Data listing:
╭──
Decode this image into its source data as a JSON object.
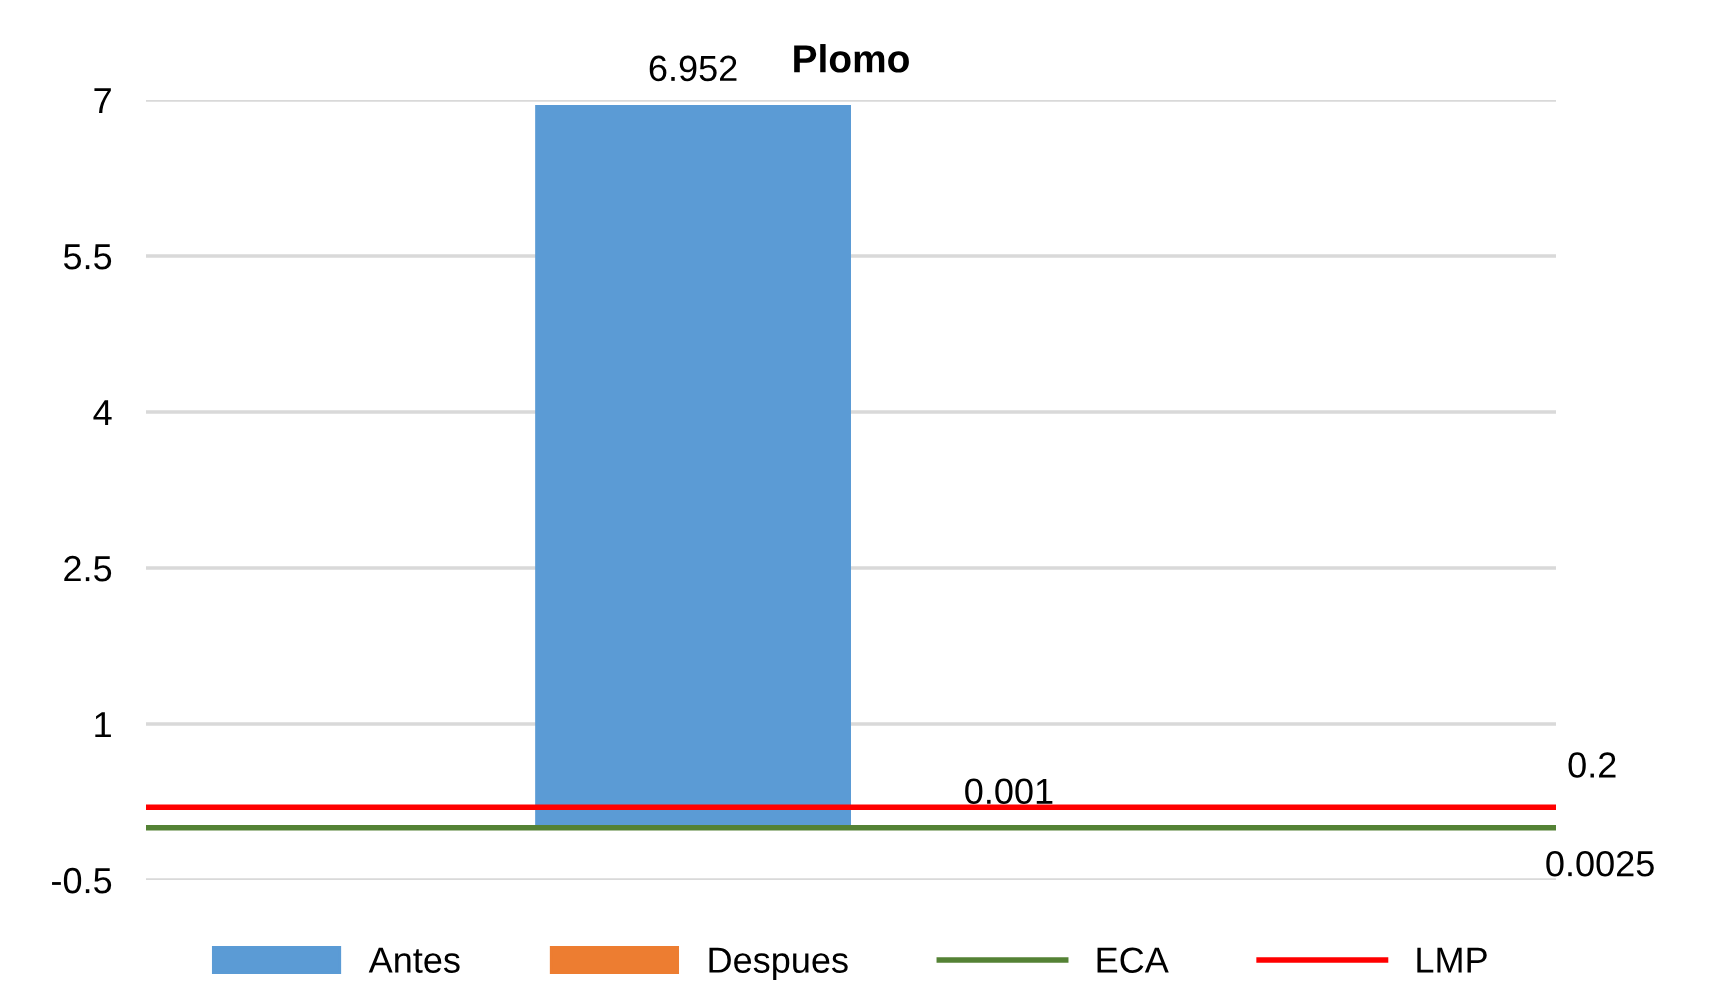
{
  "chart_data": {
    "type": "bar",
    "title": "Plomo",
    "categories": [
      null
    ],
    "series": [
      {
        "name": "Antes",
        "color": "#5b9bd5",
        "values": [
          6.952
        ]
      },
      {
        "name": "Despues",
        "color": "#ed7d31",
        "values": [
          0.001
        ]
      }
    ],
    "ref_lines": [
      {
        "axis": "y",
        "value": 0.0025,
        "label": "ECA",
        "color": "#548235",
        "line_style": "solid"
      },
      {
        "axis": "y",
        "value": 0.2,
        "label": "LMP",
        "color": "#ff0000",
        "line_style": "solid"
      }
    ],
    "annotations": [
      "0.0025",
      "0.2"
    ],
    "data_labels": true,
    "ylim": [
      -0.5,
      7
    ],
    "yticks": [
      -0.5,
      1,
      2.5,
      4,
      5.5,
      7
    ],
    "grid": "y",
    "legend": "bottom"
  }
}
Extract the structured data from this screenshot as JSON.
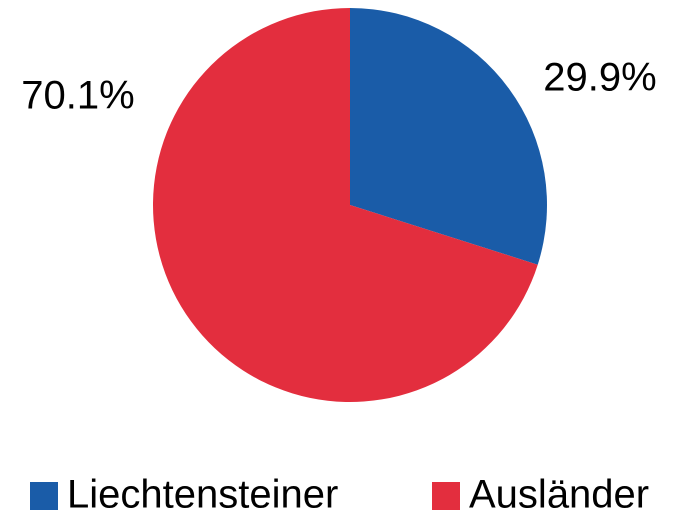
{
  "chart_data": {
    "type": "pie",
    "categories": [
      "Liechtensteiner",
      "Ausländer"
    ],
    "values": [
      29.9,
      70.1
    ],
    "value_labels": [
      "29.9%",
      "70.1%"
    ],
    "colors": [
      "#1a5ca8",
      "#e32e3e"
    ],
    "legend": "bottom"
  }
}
╰──
▶ **THE REQUEST**:
Quote each line of the listing exactly, but leave the pictures out.

▶ **EXERCISE RESPONSE**:
Decode this image into its source data as a JSON object.
{
  "chart_data": {
    "type": "bar",
    "title": "Plomo",
    "categories": [
      null
    ],
    "series": [
      {
        "name": "Antes",
        "color": "#5b9bd5",
        "values": [
          6.952
        ]
      },
      {
        "name": "Despues",
        "color": "#ed7d31",
        "values": [
          0.001
        ]
      }
    ],
    "ref_lines": [
      {
        "axis": "y",
        "value": 0.0025,
        "label": "ECA",
        "color": "#548235",
        "line_style": "solid"
      },
      {
        "axis": "y",
        "value": 0.2,
        "label": "LMP",
        "color": "#ff0000",
        "line_style": "solid"
      }
    ],
    "annotations": [
      "0.0025",
      "0.2"
    ],
    "data_labels": true,
    "ylim": [
      -0.5,
      7
    ],
    "yticks": [
      -0.5,
      1,
      2.5,
      4,
      5.5,
      7
    ],
    "grid": "y",
    "legend": "bottom"
  }
}
Extract the structured data from this screenshot as JSON.
{
  "chart_data": {
    "type": "pie",
    "categories": [
      "Liechtensteiner",
      "Ausländer"
    ],
    "values": [
      29.9,
      70.1
    ],
    "value_labels": [
      "29.9%",
      "70.1%"
    ],
    "colors": [
      "#1a5ca8",
      "#e32e3e"
    ],
    "legend": "bottom"
  }
}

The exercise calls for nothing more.